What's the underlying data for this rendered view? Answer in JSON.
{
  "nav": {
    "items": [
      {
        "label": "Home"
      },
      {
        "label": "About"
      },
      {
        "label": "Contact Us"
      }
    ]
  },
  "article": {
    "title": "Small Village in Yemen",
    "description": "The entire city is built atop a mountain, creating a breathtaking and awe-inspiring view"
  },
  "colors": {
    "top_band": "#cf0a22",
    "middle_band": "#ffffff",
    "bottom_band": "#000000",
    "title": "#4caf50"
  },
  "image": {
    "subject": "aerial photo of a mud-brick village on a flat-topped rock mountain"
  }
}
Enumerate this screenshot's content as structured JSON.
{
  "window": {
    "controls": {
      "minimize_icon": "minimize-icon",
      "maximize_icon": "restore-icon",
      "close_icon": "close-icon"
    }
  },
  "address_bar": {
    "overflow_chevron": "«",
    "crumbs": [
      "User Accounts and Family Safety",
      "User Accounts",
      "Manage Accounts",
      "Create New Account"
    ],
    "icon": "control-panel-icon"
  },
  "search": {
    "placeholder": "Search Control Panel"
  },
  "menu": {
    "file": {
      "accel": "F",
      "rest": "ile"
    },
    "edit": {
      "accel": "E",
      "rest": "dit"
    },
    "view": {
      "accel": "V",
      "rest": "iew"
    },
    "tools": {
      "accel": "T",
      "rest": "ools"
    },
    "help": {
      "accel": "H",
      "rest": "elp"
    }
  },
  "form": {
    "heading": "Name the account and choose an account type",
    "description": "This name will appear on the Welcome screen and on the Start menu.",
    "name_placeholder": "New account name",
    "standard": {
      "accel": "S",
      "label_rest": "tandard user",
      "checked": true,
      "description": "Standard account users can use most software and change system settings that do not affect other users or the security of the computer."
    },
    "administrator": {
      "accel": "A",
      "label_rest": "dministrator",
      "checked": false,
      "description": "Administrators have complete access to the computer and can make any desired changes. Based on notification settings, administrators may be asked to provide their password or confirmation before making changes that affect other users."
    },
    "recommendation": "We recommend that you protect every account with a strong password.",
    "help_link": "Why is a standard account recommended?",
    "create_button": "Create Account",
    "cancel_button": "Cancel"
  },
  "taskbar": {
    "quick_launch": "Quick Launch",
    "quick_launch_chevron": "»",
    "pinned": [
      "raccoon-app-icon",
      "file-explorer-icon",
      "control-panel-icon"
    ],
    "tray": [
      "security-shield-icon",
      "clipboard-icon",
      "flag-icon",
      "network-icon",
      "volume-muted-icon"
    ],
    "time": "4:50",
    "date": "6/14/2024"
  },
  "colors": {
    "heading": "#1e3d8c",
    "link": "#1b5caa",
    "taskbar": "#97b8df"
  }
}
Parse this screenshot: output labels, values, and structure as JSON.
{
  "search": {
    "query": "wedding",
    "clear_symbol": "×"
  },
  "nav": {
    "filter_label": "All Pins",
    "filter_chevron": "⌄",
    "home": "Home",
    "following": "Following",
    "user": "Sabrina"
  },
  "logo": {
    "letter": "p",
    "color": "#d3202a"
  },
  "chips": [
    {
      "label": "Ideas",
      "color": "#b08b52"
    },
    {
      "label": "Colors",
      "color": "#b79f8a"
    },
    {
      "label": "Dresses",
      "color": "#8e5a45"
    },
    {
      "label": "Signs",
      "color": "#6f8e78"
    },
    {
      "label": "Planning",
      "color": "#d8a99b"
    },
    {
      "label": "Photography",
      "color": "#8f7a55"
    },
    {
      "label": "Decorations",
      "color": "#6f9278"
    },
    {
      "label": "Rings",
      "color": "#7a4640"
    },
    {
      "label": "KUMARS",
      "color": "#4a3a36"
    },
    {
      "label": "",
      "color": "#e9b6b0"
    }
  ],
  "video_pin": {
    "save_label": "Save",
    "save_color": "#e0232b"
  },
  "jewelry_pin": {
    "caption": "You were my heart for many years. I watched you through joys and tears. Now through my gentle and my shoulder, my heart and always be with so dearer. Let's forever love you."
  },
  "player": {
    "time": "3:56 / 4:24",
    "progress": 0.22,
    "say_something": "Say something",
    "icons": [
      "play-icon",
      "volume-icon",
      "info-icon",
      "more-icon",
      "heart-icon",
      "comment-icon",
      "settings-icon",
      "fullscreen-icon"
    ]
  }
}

──────────

**GIVEN INSTRUCTION**
Report each line of the material above where the word "heading" appears.

**TASK RESPONSE**
    "heading": "Name the account and choose an account type",
    "heading": "#1e3d8c",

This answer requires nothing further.